Give every line of the entries below as a Markdown table with two columns, Row for the row number and Line for the line itself. Leave out blank lines and the pictures.

"""

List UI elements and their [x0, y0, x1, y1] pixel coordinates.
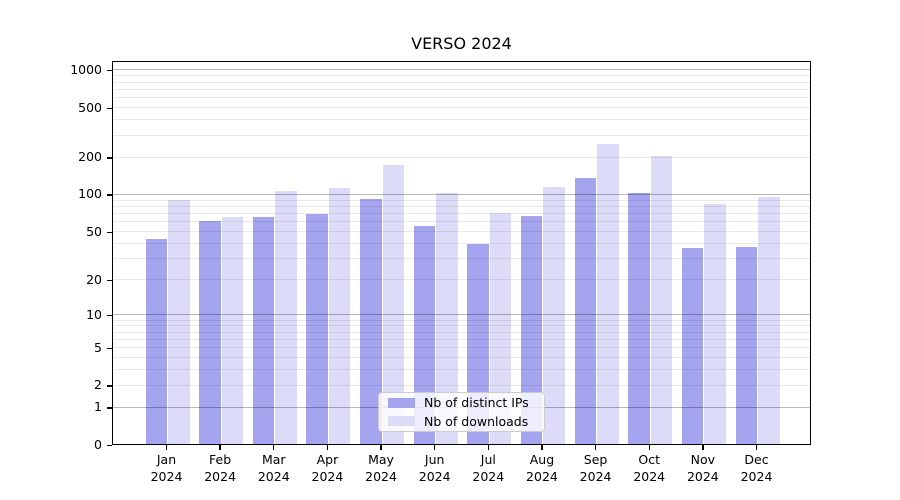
y-tick-label: 1000	[70, 61, 102, 77]
legend-item-distinct-ips: Nb of distinct IPs	[379, 394, 544, 411]
bars-layer	[113, 62, 810, 444]
bar-distinct-ips	[145, 238, 167, 444]
chart-title: VERSO 2024	[411, 34, 512, 53]
y-tick-label: 10	[86, 306, 102, 322]
bar-distinct-ips	[735, 246, 757, 444]
y-tick-mark	[107, 279, 112, 282]
plot-area	[112, 61, 811, 445]
x-tick-mark	[541, 445, 543, 450]
x-tick-label: Dec 2024	[740, 452, 773, 484]
x-tick-label: Oct 2024	[633, 452, 666, 484]
bar-distinct-ips	[199, 220, 221, 444]
x-tick-label: Jan 2024	[150, 452, 183, 484]
y-tick-mark	[107, 347, 112, 350]
y-tick-mark	[107, 157, 112, 159]
y-tick-label: 50	[86, 223, 102, 239]
x-tick-mark	[165, 445, 168, 450]
x-tick-label: Apr 2024	[311, 452, 344, 484]
bar-downloads	[168, 199, 190, 444]
bar-downloads	[704, 204, 726, 444]
bar-distinct-ips	[520, 215, 543, 444]
bar-downloads	[328, 188, 351, 444]
x-tick-label: Jul 2024	[472, 452, 505, 484]
legend-label: Nb of distinct IPs	[424, 395, 529, 411]
bar-downloads	[758, 196, 780, 444]
x-tick-label: Nov 2024	[686, 452, 719, 484]
x-tick-mark	[487, 445, 489, 450]
y-tick-label: 5	[94, 339, 102, 355]
x-tick-mark	[433, 445, 436, 450]
y-tick-mark	[107, 231, 112, 233]
bar-distinct-ips	[360, 199, 382, 444]
y-tick-label: 100	[78, 186, 102, 202]
bar-downloads	[382, 164, 405, 444]
y-tick-label: 200	[78, 149, 102, 165]
x-tick-mark	[594, 445, 597, 450]
bar-downloads	[543, 186, 565, 444]
y-tick-label: 500	[78, 99, 102, 115]
x-tick-label: Feb 2024	[204, 452, 237, 484]
x-tick-mark	[219, 445, 221, 450]
y-tick-mark	[107, 69, 112, 72]
x-tick-mark	[702, 445, 704, 450]
y-tick-mark	[107, 445, 112, 447]
legend-label: Nb of downloads	[424, 413, 529, 429]
bar-downloads	[650, 155, 673, 444]
y-tick-mark	[107, 407, 112, 409]
y-tick-mark	[107, 385, 112, 387]
x-tick-mark	[380, 445, 382, 450]
x-tick-mark	[648, 445, 650, 450]
bar-downloads	[597, 144, 619, 444]
bar-downloads	[436, 192, 458, 444]
y-tick-label: 20	[86, 271, 102, 287]
bar-distinct-ips	[252, 217, 275, 444]
x-tick-mark	[273, 445, 275, 450]
bar-distinct-ips	[628, 192, 650, 444]
bar-distinct-ips	[413, 226, 436, 444]
x-tick-label: Aug 2024	[526, 452, 558, 484]
legend-swatch-distinct-ips	[388, 397, 415, 408]
bar-distinct-ips	[681, 248, 704, 444]
bar-distinct-ips	[574, 178, 597, 444]
legend-item-downloads: Nb of downloads	[379, 413, 544, 430]
x-tick-label: Sep 2024	[579, 452, 612, 484]
bar-downloads	[275, 191, 297, 444]
y-tick-label: 0	[94, 437, 102, 452]
y-tick-mark	[107, 314, 112, 317]
x-tick-mark	[755, 445, 758, 450]
x-tick-mark	[326, 445, 329, 450]
y-tick-mark	[107, 107, 112, 109]
x-tick-label: Mar 2024	[257, 452, 290, 484]
y-tick-mark	[107, 194, 112, 196]
legend-swatch-downloads	[388, 416, 415, 427]
bar-downloads	[489, 212, 512, 444]
bar-downloads	[221, 216, 244, 444]
y-tick-label: 2	[94, 377, 102, 393]
bar-distinct-ips	[306, 214, 328, 444]
y-tick-label: 1	[94, 399, 102, 415]
legend: Nb of distinct IPs Nb of downloads	[378, 392, 545, 432]
x-tick-label: Jun 2024	[418, 452, 451, 484]
x-tick-label: May 2024	[365, 452, 397, 484]
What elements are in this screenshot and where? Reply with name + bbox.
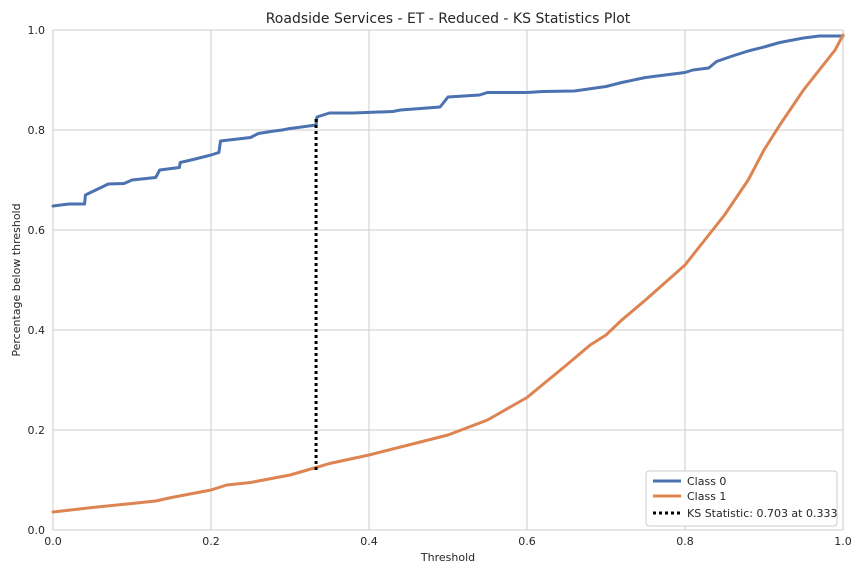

"""

In response:
| Row | Line |
|---|---|
| 1 | List UI elements and their [x0, y0, x1, y1] pixel coordinates. |
| 2 | y-tick-label: 1000	[70, 61, 102, 77] |
| 3 | legend-item-distinct-ips: Nb of distinct IPs	[379, 394, 544, 411] |
| 4 | bars-layer	[113, 62, 810, 444] |
| 5 | bar-distinct-ips	[145, 238, 167, 444] |
| 6 | chart-title: VERSO 2024	[411, 34, 512, 53] |
| 7 | y-tick-label: 10	[86, 306, 102, 322] |
| 8 | bar-distinct-ips	[735, 246, 757, 444] |
| 9 | y-tick-mark	[107, 279, 112, 282] |
| 10 | plot-area	[112, 61, 811, 445] |
| 11 | x-tick-mark	[541, 445, 543, 450] |
| 12 | x-tick-label: Dec 2024	[740, 452, 773, 484] |
| 13 | x-tick-label: Oct 2024	[633, 452, 666, 484] |
| 14 | bar-distinct-ips	[199, 220, 221, 444] |
| 15 | x-tick-label: Jan 2024	[150, 452, 183, 484] |
| 16 | y-tick-mark	[107, 347, 112, 350] |
| 17 | y-tick-mark	[107, 157, 112, 159] |
| 18 | y-tick-label: 50	[86, 223, 102, 239] |
| 19 | x-tick-mark	[165, 445, 168, 450] |
| 20 | x-tick-label: Apr 2024	[311, 452, 344, 484] |
| 21 | bar-downloads	[168, 199, 190, 444] |
| 22 | bar-downloads	[704, 204, 726, 444] |
| 23 | bar-distinct-ips	[520, 215, 543, 444] |
| 24 | bar-downloads	[328, 188, 351, 444] |
| 25 | x-tick-label: Jul 2024	[472, 452, 505, 484] |
| 26 | legend-label: Nb of distinct IPs	[424, 395, 529, 411] |
| 27 | bar-downloads	[758, 196, 780, 444] |
| 28 | x-tick-label: Nov 2024	[686, 452, 719, 484] |
| 29 | x-tick-mark	[487, 445, 489, 450] |
| 30 | y-tick-label: 5	[94, 339, 102, 355] |
| 31 | x-tick-mark	[433, 445, 436, 450] |
| 32 | y-tick-mark	[107, 231, 112, 233] |
| 33 | bar-distinct-ips	[360, 199, 382, 444] |
| 34 | y-tick-label: 100	[78, 186, 102, 202] |
| 35 | bar-downloads	[382, 164, 405, 444] |
| 36 | y-tick-label: 200	[78, 149, 102, 165] |
| 37 | x-tick-mark	[594, 445, 597, 450] |
| 38 | bar-downloads	[543, 186, 565, 444] |
| 39 | y-tick-label: 500	[78, 99, 102, 115] |
| 40 | x-tick-label: Feb 2024	[204, 452, 237, 484] |
| 41 | x-tick-mark	[219, 445, 221, 450] |
| 42 | y-tick-mark	[107, 69, 112, 72] |
| 43 | x-tick-mark	[702, 445, 704, 450] |
| 44 | y-tick-mark	[107, 445, 112, 447] |
| 45 | legend-label: Nb of downloads	[424, 413, 529, 429] |
| 46 | bar-downloads	[650, 155, 673, 444] |
| 47 | y-tick-mark	[107, 407, 112, 409] |
| 48 | y-tick-mark	[107, 385, 112, 387] |
| 49 | x-tick-mark	[380, 445, 382, 450] |
| 50 | x-tick-mark	[648, 445, 650, 450] |
| 51 | bar-downloads	[597, 144, 619, 444] |
| 52 | bar-downloads	[436, 192, 458, 444] |
| 53 | y-tick-label: 20	[86, 271, 102, 287] |
| 54 | bar-distinct-ips	[252, 217, 275, 444] |
| 55 | x-tick-mark	[273, 445, 275, 450] |
| 56 | bar-distinct-ips	[628, 192, 650, 444] |
| 57 | bar-distinct-ips	[413, 226, 436, 444] |
| 58 | x-tick-label: Aug 2024	[526, 452, 558, 484] |
| 59 | legend-swatch-distinct-ips	[388, 397, 415, 408] |
| 60 | bar-distinct-ips	[681, 248, 704, 444] |
| 61 | bar-distinct-ips	[574, 178, 597, 444] |
| 62 | legend-item-downloads: Nb of downloads	[379, 413, 544, 430] |
| 63 | x-tick-label: Sep 2024	[579, 452, 612, 484] |
| 64 | bar-downloads	[275, 191, 297, 444] |
| 65 | y-tick-label: 0	[94, 437, 102, 452] |
| 66 | y-tick-mark	[107, 314, 112, 317] |
| 67 | x-tick-mark	[755, 445, 758, 450] |
| 68 | x-tick-mark	[326, 445, 329, 450] |
| 69 | y-tick-mark	[107, 107, 112, 109] |
| 70 | x-tick-label: Mar 2024	[257, 452, 290, 484] |
| 71 | y-tick-mark	[107, 194, 112, 196] |
| 72 | legend-swatch-downloads	[388, 416, 415, 427] |
| 73 | bar-downloads	[489, 212, 512, 444] |
| 74 | bar-downloads	[221, 216, 244, 444] |
| 75 | y-tick-label: 2	[94, 377, 102, 393] |
| 76 | bar-distinct-ips	[306, 214, 328, 444] |
| 77 | y-tick-label: 1	[94, 399, 102, 415] |
| 78 | legend: Nb of distinct IPs Nb of downloads	[378, 392, 545, 432] |
| 79 | x-tick-label: Jun 2024	[418, 452, 451, 484] |
| 80 | x-tick-label: May 2024	[365, 452, 397, 484] |
| 81 | What elements are in this screenshot and where? Reply with name + bbox. |